Stored entries
+++++
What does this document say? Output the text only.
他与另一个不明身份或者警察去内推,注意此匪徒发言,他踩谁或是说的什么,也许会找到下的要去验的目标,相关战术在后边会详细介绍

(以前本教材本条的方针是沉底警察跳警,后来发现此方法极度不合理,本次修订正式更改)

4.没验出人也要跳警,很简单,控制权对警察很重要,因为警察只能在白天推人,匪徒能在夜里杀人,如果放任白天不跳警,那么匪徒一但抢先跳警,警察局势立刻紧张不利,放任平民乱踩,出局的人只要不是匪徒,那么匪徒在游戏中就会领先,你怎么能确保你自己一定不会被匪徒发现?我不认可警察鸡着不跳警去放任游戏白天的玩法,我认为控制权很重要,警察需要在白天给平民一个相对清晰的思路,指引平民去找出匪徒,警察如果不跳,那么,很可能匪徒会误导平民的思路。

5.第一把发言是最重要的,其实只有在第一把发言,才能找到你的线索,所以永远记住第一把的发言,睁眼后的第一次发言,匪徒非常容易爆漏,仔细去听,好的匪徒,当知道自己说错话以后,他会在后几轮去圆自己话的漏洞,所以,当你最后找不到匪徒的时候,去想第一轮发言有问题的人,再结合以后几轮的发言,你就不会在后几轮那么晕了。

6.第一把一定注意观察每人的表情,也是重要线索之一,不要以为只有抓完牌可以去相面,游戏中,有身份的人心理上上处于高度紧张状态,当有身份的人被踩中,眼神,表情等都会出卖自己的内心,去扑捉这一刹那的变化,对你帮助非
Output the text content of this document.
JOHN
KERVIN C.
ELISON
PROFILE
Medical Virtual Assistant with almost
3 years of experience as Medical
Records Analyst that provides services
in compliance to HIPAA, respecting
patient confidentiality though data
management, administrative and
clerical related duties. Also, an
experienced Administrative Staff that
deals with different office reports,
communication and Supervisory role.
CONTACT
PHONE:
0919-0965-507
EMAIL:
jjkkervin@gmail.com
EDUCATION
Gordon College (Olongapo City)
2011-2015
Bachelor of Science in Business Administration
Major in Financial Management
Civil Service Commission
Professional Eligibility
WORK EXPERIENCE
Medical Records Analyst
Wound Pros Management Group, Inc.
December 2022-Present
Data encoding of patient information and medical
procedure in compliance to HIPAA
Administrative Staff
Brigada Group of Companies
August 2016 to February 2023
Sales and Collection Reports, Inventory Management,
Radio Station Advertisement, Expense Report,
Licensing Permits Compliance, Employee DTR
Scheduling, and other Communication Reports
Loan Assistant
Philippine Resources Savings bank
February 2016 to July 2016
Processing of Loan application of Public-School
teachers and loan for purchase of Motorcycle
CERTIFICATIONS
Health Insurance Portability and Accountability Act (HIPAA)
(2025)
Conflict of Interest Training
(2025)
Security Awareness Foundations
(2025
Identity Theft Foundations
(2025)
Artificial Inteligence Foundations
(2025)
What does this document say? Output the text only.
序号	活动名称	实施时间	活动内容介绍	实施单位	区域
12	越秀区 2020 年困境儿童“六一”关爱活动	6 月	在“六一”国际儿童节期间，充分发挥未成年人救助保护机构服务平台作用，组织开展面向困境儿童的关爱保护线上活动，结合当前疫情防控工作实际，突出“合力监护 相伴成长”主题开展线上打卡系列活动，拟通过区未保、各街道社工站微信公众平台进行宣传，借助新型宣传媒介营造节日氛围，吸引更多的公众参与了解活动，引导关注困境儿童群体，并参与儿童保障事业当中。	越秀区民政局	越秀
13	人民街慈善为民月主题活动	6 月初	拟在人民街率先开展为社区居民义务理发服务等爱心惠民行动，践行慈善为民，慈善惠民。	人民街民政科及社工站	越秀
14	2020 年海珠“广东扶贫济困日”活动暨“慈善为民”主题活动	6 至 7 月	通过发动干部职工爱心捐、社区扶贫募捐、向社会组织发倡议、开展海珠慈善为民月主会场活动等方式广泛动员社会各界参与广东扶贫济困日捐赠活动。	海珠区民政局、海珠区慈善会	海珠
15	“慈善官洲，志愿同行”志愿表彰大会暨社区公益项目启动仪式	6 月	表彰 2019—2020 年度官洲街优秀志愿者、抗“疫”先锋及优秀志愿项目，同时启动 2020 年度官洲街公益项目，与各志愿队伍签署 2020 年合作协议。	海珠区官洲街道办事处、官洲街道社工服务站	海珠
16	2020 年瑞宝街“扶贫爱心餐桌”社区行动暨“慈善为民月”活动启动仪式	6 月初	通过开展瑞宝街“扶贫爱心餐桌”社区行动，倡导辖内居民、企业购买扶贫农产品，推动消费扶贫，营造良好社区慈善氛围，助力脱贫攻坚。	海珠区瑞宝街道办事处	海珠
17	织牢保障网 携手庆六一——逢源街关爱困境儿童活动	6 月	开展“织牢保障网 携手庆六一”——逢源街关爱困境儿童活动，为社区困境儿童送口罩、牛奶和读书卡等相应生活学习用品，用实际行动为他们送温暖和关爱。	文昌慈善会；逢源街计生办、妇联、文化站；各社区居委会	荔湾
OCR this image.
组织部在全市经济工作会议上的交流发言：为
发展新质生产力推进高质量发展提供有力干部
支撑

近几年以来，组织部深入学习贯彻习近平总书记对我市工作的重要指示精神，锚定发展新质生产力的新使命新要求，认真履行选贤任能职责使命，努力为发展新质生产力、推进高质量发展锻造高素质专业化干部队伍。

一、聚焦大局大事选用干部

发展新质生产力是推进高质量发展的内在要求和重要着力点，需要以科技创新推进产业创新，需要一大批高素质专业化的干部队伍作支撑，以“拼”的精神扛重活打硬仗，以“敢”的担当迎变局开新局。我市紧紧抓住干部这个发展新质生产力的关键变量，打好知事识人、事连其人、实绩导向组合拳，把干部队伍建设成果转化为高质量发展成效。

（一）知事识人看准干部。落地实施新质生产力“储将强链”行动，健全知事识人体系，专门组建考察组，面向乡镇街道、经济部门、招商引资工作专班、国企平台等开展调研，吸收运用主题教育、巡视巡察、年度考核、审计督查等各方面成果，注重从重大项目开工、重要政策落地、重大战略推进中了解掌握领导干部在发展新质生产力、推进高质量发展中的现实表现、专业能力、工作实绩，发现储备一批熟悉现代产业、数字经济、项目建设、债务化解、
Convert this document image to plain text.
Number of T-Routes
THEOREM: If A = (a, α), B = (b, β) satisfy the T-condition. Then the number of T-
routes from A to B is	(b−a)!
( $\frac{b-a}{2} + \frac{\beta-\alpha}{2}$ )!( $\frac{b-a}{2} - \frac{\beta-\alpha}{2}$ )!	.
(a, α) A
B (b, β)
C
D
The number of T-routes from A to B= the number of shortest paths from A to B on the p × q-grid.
+++++
§ AIM
From the line containing "Convert this document image to plain text." down to the final line of the data, write out every line exactly; both the first and last of these belong in your answer, and nothing else does.

§ WORKED SOLUTION
Convert this document image to plain text.
Number of T-Routes
THEOREM: If A = (a, α), B = (b, β) satisfy the T-condition. Then the number of T-
routes from A to B is	(b−a)!
( $\frac{b-a}{2} + \frac{\beta-\alpha}{2}$ )!( $\frac{b-a}{2} - \frac{\beta-\alpha}{2}$ )!	.
(a, α) A
B (b, β)
C
D
The number of T-routes from A to B= the number of shortest paths from A to B on the p × q-grid.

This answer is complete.